> _GIVEN TEXT_:
•••••

A ‘leftover’ was the term used for kids whose mothers were Vietnamese and whose fathers were American soldiers. Andrew Nguyen grew up a leftover. He was born in March 1972 in Saigon. His mother, Tram ‘Kim’ Nguyen, had formed a relationship with Andrew’s father, Michael Strange, when he was stationed for his second tour of duty. Like many American GIs, Strange returned to the States after his tour ended, reports Task & Purpose.
When Andrew was 16 years old, sponsorship came through from the US Catholic Church in Newport News, Virginia, allowing him, his mother and his three half-siblings entry to the United States.
“We were happy that we left Vietnam to come to the United States because we knew it was a better place with opportunities for my family”, said Andrew.
Andrew graduated from High School, went to College, and gained a bachelor’s in electrical engineering from Florida Atlantic University. He eventually got married, had two children, and became a police officer in Palm Beach.

•••••

> _ENTRIES SHOWN_:
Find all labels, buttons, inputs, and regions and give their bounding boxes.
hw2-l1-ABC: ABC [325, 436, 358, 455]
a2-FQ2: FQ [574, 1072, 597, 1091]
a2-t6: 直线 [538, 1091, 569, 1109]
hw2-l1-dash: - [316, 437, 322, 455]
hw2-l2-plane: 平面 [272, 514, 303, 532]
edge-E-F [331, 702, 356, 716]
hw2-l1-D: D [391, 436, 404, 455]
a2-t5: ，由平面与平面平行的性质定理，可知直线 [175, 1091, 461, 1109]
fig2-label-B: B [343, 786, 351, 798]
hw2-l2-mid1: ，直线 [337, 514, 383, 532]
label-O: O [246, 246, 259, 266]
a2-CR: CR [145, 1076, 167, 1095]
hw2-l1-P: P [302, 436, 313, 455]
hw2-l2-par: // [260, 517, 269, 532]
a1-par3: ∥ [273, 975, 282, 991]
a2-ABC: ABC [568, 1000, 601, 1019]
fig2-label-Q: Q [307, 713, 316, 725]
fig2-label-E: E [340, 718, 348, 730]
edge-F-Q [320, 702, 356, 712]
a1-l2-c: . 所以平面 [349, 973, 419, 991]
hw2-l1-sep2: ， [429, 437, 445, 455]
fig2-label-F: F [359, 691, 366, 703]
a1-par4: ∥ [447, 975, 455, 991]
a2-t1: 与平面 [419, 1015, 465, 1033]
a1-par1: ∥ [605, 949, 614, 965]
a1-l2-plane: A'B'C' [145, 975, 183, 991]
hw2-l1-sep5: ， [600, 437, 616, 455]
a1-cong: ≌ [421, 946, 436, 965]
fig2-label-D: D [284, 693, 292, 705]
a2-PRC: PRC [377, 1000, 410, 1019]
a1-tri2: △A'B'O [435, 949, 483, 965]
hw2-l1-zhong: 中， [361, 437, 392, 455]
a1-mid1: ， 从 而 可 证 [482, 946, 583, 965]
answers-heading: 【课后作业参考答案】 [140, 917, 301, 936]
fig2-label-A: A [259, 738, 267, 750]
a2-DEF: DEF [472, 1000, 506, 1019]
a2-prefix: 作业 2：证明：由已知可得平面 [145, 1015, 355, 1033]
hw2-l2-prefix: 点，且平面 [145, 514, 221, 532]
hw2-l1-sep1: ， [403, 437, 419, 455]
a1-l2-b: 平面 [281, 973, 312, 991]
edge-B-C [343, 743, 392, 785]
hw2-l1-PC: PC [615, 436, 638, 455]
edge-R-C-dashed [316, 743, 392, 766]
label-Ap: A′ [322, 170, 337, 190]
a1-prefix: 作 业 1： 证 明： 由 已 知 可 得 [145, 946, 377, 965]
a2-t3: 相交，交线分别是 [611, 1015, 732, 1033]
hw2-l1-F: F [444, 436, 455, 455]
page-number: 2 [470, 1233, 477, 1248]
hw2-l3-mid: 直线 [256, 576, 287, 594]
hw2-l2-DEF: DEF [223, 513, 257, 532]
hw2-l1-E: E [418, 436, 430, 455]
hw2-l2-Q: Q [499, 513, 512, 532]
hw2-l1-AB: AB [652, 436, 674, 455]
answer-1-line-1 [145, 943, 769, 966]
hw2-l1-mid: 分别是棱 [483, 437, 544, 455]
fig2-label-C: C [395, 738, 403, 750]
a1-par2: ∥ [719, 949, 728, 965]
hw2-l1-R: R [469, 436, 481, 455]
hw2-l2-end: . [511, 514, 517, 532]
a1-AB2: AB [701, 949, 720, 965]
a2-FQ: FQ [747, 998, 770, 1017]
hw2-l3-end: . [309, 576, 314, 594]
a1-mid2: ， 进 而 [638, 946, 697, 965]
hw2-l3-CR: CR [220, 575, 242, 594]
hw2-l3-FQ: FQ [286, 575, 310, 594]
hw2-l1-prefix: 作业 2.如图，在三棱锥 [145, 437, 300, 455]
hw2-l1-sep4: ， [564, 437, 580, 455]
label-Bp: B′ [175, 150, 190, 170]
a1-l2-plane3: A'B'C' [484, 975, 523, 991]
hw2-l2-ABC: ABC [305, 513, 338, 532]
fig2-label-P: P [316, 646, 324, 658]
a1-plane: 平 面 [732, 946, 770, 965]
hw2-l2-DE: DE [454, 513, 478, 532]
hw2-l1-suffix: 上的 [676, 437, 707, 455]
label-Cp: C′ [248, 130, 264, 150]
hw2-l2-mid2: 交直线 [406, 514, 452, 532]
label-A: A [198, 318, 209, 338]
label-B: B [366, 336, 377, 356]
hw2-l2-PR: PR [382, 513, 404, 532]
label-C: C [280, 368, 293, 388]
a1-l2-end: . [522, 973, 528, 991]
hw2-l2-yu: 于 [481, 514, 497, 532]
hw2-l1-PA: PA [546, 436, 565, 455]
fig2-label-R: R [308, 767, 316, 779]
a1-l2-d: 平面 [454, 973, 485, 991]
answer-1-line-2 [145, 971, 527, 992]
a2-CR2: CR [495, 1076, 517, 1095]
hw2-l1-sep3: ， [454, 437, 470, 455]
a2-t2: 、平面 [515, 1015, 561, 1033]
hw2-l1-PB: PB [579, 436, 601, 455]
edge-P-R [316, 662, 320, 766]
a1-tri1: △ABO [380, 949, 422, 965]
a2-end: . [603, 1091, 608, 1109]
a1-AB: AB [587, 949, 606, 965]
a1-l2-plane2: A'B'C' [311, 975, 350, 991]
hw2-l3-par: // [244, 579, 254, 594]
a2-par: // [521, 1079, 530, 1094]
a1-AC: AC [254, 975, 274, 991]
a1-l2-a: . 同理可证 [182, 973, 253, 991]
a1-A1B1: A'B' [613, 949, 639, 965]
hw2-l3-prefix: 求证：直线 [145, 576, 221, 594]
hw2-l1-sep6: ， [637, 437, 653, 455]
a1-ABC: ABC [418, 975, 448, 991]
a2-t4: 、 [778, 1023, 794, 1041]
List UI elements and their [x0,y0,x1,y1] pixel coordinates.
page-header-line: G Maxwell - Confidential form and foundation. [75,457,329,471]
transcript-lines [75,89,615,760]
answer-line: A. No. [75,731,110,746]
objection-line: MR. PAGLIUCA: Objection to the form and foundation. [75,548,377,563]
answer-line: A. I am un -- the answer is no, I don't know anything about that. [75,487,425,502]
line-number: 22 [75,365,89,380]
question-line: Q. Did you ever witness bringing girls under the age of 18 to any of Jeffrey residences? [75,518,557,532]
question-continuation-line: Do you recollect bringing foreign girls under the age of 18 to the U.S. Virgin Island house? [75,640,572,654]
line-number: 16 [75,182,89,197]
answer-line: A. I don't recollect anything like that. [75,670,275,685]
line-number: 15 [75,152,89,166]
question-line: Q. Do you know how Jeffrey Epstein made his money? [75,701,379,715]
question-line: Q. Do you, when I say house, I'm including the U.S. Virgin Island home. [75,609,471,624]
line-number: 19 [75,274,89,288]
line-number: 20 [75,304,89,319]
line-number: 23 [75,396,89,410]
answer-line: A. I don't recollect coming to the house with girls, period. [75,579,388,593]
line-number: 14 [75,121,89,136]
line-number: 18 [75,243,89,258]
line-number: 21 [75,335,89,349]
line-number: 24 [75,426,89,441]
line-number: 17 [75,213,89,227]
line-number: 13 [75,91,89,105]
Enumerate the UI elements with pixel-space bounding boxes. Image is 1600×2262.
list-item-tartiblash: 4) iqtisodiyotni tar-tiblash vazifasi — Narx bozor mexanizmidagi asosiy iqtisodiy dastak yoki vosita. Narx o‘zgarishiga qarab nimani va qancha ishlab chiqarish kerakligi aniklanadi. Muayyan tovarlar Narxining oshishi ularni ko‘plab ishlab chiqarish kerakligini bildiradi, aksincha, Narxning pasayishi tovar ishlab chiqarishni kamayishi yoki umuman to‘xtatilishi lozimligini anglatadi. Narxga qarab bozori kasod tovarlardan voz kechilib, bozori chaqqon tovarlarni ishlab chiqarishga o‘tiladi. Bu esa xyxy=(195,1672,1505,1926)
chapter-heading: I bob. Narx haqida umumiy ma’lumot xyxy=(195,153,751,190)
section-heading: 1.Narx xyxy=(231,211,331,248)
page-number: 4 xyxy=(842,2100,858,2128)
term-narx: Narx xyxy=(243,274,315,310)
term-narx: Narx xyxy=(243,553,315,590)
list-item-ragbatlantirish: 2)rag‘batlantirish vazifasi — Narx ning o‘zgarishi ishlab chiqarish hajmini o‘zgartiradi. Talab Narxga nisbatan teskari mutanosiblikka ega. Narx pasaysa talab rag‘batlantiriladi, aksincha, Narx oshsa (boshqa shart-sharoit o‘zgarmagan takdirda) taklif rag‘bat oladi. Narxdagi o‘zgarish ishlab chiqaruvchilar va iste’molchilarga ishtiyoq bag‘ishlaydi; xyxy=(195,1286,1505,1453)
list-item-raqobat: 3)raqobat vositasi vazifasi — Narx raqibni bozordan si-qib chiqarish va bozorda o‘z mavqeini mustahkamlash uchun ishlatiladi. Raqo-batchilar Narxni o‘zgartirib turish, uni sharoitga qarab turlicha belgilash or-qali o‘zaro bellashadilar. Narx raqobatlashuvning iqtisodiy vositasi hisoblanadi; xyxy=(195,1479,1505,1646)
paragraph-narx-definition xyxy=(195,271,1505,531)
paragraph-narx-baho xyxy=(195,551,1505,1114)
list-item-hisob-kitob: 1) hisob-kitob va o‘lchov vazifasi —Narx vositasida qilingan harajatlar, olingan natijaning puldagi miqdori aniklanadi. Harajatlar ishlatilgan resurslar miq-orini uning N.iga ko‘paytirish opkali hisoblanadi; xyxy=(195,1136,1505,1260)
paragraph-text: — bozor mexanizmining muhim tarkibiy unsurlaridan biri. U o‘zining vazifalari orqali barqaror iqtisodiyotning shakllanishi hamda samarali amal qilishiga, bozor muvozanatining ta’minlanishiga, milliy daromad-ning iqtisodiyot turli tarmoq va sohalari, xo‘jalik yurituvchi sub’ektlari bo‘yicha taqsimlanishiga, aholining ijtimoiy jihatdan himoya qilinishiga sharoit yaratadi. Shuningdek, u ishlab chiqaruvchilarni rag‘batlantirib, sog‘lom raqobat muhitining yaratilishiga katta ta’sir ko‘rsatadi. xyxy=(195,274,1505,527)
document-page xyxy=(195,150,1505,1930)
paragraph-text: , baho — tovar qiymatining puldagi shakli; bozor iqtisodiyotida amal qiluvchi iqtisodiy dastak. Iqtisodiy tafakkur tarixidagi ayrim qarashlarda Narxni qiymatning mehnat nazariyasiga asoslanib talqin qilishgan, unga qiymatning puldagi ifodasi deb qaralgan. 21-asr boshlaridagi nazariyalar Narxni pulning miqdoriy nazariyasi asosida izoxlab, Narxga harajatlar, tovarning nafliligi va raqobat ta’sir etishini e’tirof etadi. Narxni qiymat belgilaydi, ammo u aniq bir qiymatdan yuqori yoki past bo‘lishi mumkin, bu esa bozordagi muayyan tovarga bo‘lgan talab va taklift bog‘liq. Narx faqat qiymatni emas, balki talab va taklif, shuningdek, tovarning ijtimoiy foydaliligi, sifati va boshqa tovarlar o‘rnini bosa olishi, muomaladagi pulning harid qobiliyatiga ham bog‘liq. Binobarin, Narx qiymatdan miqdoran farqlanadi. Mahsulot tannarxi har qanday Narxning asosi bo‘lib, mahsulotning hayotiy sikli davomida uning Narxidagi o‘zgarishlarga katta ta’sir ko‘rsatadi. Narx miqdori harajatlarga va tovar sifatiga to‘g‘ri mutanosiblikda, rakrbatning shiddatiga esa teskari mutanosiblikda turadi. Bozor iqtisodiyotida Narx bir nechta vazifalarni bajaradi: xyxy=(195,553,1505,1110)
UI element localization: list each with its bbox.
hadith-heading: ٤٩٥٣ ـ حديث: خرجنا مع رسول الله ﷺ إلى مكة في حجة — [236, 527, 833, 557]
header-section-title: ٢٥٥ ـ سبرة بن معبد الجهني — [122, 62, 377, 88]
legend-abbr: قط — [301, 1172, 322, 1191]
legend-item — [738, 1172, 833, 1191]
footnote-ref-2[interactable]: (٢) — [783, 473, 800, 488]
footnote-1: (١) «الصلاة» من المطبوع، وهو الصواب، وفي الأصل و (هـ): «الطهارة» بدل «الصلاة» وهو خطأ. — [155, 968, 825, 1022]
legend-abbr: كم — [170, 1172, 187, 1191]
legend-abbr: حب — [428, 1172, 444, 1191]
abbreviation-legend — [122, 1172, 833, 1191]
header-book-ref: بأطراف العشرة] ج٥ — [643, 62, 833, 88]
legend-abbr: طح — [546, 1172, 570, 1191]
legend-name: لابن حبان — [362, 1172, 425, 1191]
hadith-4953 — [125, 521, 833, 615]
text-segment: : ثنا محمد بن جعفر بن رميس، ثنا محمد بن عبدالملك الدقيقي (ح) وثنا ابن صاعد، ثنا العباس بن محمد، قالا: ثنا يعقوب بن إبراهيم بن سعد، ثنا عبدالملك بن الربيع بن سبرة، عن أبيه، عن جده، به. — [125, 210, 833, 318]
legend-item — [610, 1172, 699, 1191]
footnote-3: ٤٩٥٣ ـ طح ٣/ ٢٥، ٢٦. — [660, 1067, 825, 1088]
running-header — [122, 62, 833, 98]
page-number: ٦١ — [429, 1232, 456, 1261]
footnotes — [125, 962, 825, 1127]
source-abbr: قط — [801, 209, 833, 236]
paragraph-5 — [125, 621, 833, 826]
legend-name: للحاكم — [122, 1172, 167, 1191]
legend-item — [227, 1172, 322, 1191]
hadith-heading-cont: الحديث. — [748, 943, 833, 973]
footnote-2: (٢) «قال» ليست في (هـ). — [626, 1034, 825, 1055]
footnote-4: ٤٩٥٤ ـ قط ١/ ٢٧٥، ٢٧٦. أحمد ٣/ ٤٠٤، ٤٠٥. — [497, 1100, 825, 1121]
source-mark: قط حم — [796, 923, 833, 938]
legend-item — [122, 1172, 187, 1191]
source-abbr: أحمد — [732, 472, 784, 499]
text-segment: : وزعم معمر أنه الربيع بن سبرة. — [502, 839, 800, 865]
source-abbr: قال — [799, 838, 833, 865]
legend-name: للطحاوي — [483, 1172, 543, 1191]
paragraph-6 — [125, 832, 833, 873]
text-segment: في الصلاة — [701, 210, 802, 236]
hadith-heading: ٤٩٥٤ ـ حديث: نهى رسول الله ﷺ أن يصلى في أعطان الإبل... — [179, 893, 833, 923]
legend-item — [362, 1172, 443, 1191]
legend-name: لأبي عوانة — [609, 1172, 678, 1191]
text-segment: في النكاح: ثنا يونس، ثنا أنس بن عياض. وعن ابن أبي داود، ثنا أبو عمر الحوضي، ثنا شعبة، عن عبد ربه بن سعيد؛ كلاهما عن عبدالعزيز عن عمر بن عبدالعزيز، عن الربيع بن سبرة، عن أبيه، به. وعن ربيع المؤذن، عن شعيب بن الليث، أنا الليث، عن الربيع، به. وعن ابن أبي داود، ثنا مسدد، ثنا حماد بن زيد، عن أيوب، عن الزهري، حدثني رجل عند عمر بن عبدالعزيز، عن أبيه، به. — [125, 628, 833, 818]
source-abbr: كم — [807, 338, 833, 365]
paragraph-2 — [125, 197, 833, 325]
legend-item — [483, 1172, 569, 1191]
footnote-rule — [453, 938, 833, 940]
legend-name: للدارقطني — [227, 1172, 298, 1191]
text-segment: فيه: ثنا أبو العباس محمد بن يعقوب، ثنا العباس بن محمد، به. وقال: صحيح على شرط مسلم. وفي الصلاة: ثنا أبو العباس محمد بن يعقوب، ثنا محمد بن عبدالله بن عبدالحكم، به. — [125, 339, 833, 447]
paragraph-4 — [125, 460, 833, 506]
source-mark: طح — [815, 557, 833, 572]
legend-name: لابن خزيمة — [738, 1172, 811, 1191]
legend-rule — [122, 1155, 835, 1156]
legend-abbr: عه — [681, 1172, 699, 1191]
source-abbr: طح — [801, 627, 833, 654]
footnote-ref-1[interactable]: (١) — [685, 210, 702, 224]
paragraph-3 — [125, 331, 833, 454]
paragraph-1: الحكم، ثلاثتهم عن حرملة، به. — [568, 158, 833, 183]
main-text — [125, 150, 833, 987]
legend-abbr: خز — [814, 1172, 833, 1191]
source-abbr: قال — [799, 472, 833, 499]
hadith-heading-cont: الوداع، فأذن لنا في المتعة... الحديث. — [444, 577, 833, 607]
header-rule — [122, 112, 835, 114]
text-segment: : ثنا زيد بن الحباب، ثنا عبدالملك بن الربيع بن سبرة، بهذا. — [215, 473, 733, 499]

•••••

> _TASK TO CARRY OUT_:
Copy out the passage about Andrew Nguyen between "A ‘leftover’ was" and "the United States.", inclusive, renaming "Saigon" as "Ho Chi Minh City". The records are separate material and do not relate to the passage about Andrew Nguyen.

> _EXERCISE RESULT_:
A ‘leftover’ was the term used for kids whose mothers were Vietnamese and whose fathers were American soldiers. Andrew Nguyen grew up a leftover. He was born in March 1972 in Ho Chi Minh City. His mother, Tram ‘Kim’ Nguyen, had formed a relationship with Andrew’s father, Michael Strange, when he was stationed for his second tour of duty. Like many American GIs, Strange returned to the States after his tour ended, reports Task & Purpose.
When Andrew was 16 years old, sponsorship came through from the US Catholic Church in Newport News, Virginia, allowing him, his mother and his three half-siblings entry to the United States.